§ **DESCRIPTION OF THE TASK**: Exactly reproduce the lines that follow.
* start GIVEN RECORDS *
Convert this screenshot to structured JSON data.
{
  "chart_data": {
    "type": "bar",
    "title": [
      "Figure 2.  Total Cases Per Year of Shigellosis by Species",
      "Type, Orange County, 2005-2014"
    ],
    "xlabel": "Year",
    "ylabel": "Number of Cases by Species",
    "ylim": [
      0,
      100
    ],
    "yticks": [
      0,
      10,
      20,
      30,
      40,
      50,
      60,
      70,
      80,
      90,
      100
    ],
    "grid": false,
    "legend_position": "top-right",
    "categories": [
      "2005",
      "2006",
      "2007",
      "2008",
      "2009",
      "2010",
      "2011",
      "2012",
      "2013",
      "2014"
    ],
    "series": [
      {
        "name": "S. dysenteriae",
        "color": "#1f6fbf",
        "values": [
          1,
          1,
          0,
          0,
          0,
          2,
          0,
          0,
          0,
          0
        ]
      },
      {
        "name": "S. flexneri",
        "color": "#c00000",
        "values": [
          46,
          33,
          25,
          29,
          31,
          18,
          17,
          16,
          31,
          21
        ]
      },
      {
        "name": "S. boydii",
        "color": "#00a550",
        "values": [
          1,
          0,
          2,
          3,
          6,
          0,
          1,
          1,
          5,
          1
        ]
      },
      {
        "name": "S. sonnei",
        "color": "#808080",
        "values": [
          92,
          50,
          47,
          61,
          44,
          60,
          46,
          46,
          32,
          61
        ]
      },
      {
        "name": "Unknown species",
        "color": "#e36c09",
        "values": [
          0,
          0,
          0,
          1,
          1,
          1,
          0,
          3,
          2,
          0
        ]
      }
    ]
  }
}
* end GIVEN RECORDS *
§ **FINISHED TASK**:
Convert this screenshot to structured JSON data.
{
  "chart_data": {
    "type": "bar",
    "title": [
      "Figure 2.  Total Cases Per Year of Shigellosis by Species",
      "Type, Orange County, 2005-2014"
    ],
    "xlabel": "Year",
    "ylabel": "Number of Cases by Species",
    "ylim": [
      0,
      100
    ],
    "yticks": [
      0,
      10,
      20,
      30,
      40,
      50,
      60,
      70,
      80,
      90,
      100
    ],
    "grid": false,
    "legend_position": "top-right",
    "categories": [
      "2005",
      "2006",
      "2007",
      "2008",
      "2009",
      "2010",
      "2011",
      "2012",
      "2013",
      "2014"
    ],
    "series": [
      {
        "name": "S. dysenteriae",
        "color": "#1f6fbf",
        "values": [
          1,
          1,
          0,
          0,
          0,
          2,
          0,
          0,
          0,
          0
        ]
      },
      {
        "name": "S. flexneri",
        "color": "#c00000",
        "values": [
          46,
          33,
          25,
          29,
          31,
          18,
          17,
          16,
          31,
          21
        ]
      },
      {
        "name": "S. boydii",
        "color": "#00a550",
        "values": [
          1,
          0,
          2,
          3,
          6,
          0,
          1,
          1,
          5,
          1
        ]
      },
      {
        "name": "S. sonnei",
        "color": "#808080",
        "values": [
          92,
          50,
          47,
          61,
          44,
          60,
          46,
          46,
          32,
          61
        ]
      },
      {
        "name": "Unknown species",
        "color": "#e36c09",
        "values": [
          0,
          0,
          0,
          1,
          1,
          1,
          0,
          3,
          2,
          0
        ]
      }
    ]
  }
}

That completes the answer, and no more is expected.